## [EXTRAIT DU DOCUMENT]
===

De l’intime à l’universel
MANNICK et Gabriel RINGLET, Entre toutes les femmes, Desclée de Brouwer, 2011
À travers des figures de femmes, ils dialoguent en toute liberté, en toute transparence, sur des thèmes essentiels, éternels : la naissance (Les printanières), la passion (Les brûlantes), la rupture (Les rebelles), la blessure (Les souffrantes), la résistence (Les subversives)…
Elle, c’est Mannick (Marie-Annick Retif), auteur-compositeur-interprète française aux multiples albums : Paroles de femmes, L’enfant soleil, Femmes de la Bible…Chaque entretien s’ouvre par une de ses chansons, réinterprétée à deux voix.
Lui, c’est Gabriel Ringlet, prêtre, théologien, professeur, écrivain, auteur notamment de L’Évangile d’un libre penseur, Éloge de la fragilité, Chemins de spiritualité, Ceci est ton corps…
Amis de longue date, ils nous invitent dans leurs conversations, toujours profondes, vivantes, graves et joyeuses à la fois, sans bavardage et sans détours. D’une franchise rafraîchissante.
Ainsi, dès le premier entretien, Chanter la naissance, Mannick interpelle Gabriel Ringlet sur la paternité dont il s’est délibérément privé, alors qu’il sait qu’elle peut transfigurer un homme et que, très jeune déjà, il rêvait de fonder une famille. Ce renoncement, ce manque l’a déchiré, reconnaît-il, mais sa soif de paternité s’est révélée féconde tout au long de son sacerdoce. « Désolée, insiste-t-elle, mais je ne suis pas du tout à l’aise avec l’interdit que l’Église catholique à inventé en cours de route pour des raisons discutables. (…) En quoi un homme, une femme, sont ils plus proche des autres, plus incarnés, en refusant d’aimer et d’engendrer ?» Sans cacher que cette absence est restée une blessure ouverte, il lui assure qu’il existe d’autres manières de mettre au monde : l’enseignement (« Je pourrais te parler à n’en pas finir de mon lien amoureux à l’enseignement ») ; l’écriture. Et il reprend l’idée de paternité oblique, chère à Sylvie Germain, quand elle évoque la figure du Joseph de l’Évangile.
Lorsqu’ils abordent le thème de La rupture, dans le sillage de la chanson Je m’en vais où Gabriel Ringlet entend une sorte de manifeste féministe (« Mannick entre en rébellion comme d’autres en religion ! »), elle rétorque crânement : « Ne crois-tu pas qu’on a tous, ou presque, cette envie de ‘partir’ un jour, qu’on soit une femme ou un homme ? Je ne suis pas certaine que tout le monde se l’avoue et encore moins…fasse vraiment ses valises, mais n’est-ce pas une étape nécessaire ? (…) Et toi ? Tout laisser là et s’en aller, tu y as pensé ? » Il y a plusieurs manières de s’en aller, observe-t-il. La sienne serait plûtot de s’en aller sur son propre chemin, par fidélité à un choix fondateur. Et de préciser : « J’ai dû rompre, et plus d’une fois, avec le cléricalisme qui s’infiltrait en moi, même à mon insu. »

===

## [LISTE DES DONNÉES]
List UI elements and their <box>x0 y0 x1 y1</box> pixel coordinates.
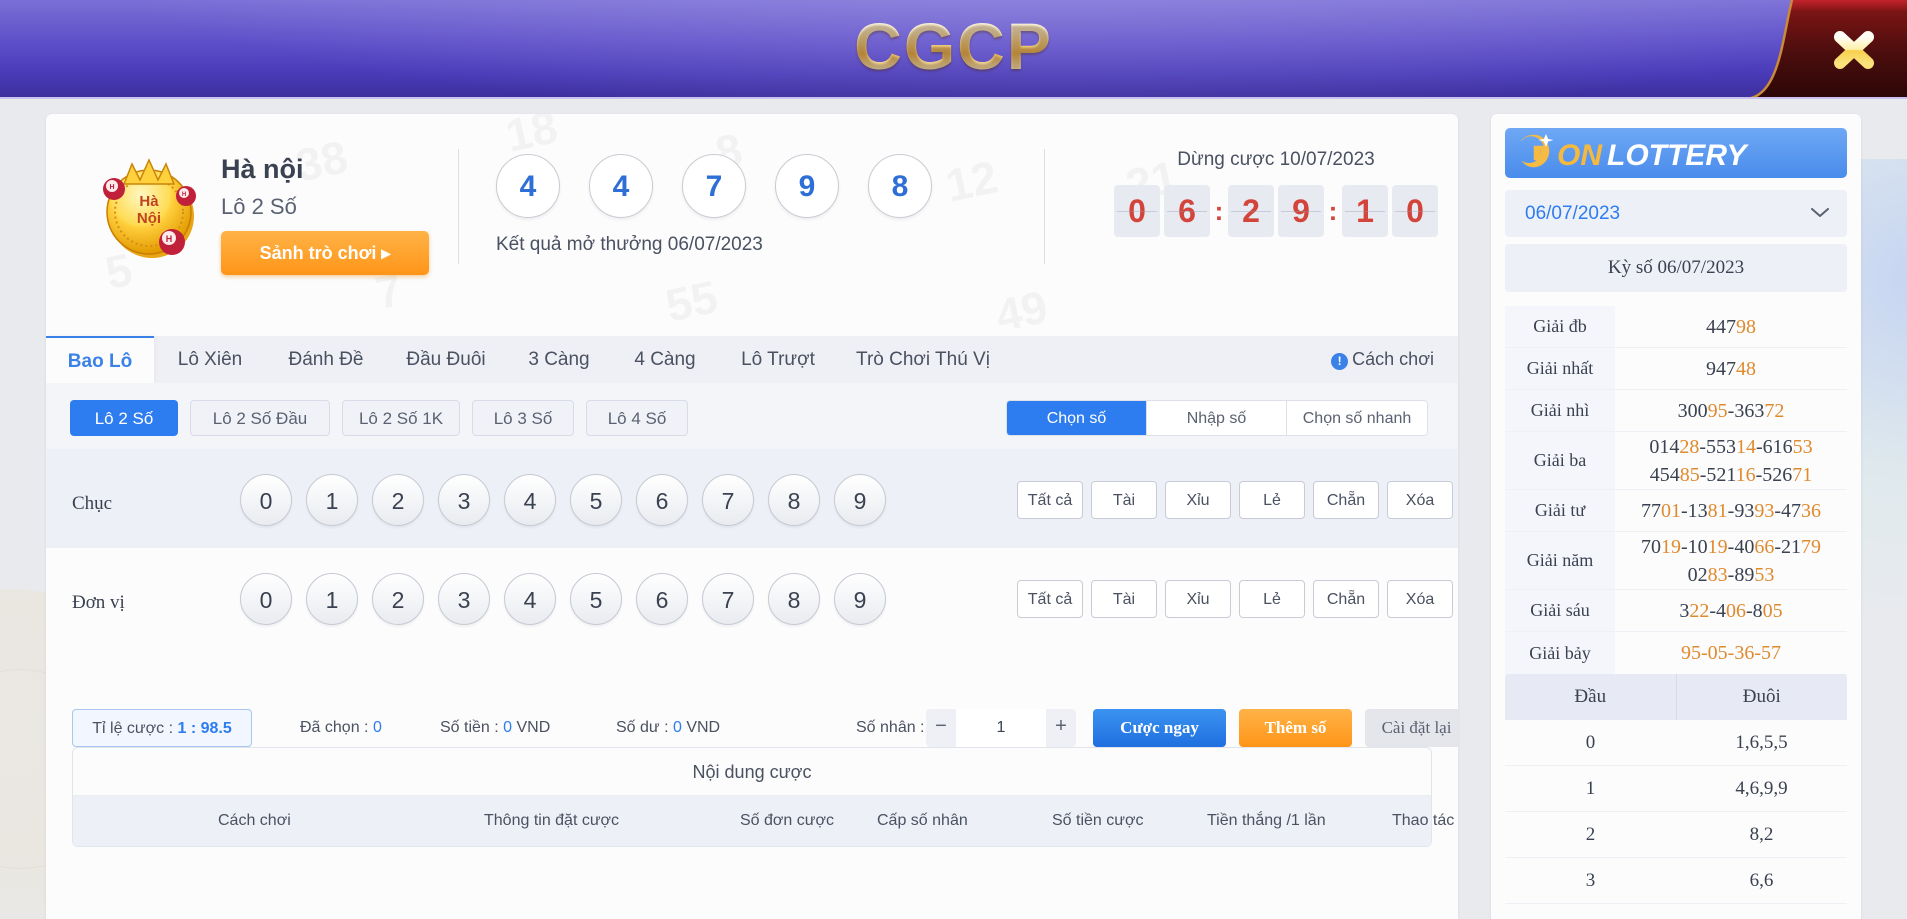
svg-text:H: H <box>182 192 186 198</box>
svg-text:Hà: Hà <box>139 193 159 210</box>
svg-text:LOTTERY: LOTTERY <box>1607 139 1749 172</box>
svg-text:ON: ON <box>1557 139 1603 172</box>
svg-text:H: H <box>166 234 173 244</box>
svg-text:H: H <box>109 184 114 191</box>
svg-text:Nội: Nội <box>137 210 161 227</box>
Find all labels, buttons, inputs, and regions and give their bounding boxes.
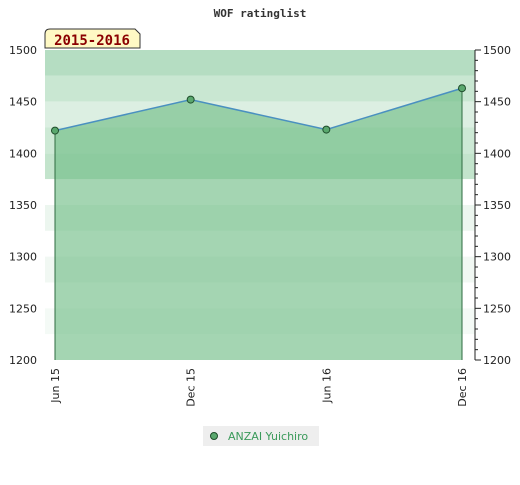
period-label: 2015-2016 (44, 28, 141, 49)
y-tick-label-right: 1250 (483, 302, 511, 315)
background-band (45, 75, 475, 102)
data-point (51, 126, 59, 135)
x-axis: Jun 15 Dec 15 Jun 16 Dec 16 (49, 368, 469, 407)
area-layer (54, 87, 463, 360)
legend-box (203, 426, 319, 446)
y-tick-label-right: 1300 (483, 251, 511, 264)
y-tick-label-left: 1500 (9, 44, 37, 57)
y-tick-label-left: 1200 (9, 354, 37, 367)
legend[interactable]: ANZAI Yuichiro (203, 426, 319, 446)
x-tick-label: Dec 16 (456, 368, 469, 407)
y-tick-label-left: 1450 (9, 96, 37, 109)
background-band (45, 50, 475, 76)
y-axis-right: 1200 1250 1300 1350 1400 1450 1500 (474, 44, 511, 367)
y-tick-label-right: 1400 (483, 147, 511, 160)
series-line (54, 87, 463, 132)
series-area (55, 88, 462, 360)
data-point (186, 95, 195, 104)
period-label-box (44, 28, 141, 49)
y-tick-label-left: 1400 (9, 147, 37, 160)
data-markers (51, 84, 466, 135)
x-tick-label: Jun 16 (320, 368, 333, 404)
y-tick-label-right: 1200 (483, 354, 511, 367)
x-tick-label: Jun 15 (49, 368, 62, 404)
data-point (458, 84, 466, 93)
period-label-text: 2015-2016 (54, 33, 130, 49)
y-tick-label-right: 1350 (483, 199, 511, 212)
y-axis-left: 1200 1250 1300 1350 1400 1450 1500 (9, 44, 37, 367)
legend-marker-icon (210, 432, 218, 440)
chart-title: WOF ratinglist (214, 7, 307, 20)
data-point (322, 125, 331, 134)
y-tick-label-right: 1500 (483, 44, 511, 57)
y-tick-label-right: 1450 (483, 96, 511, 109)
y-tick-label-left: 1250 (9, 302, 37, 315)
x-tick-label: Dec 15 (185, 368, 198, 407)
y-tick-label-left: 1350 (9, 199, 37, 212)
legend-series-name: ANZAI Yuichiro (228, 430, 308, 443)
y-tick-label-left: 1300 (9, 251, 37, 264)
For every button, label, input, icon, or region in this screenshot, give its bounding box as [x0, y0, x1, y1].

===

## [CONSIGNE]
D'après le compte rendu, par quoi s'ouvre chaque entretien entre Mannick et Gabriel Ringlet ? Les lignes n'ont aucun rapport avec le compte rendu.

## [RÉPONSE]
Par une chanson de Mannick, réinterprétée à deux voix.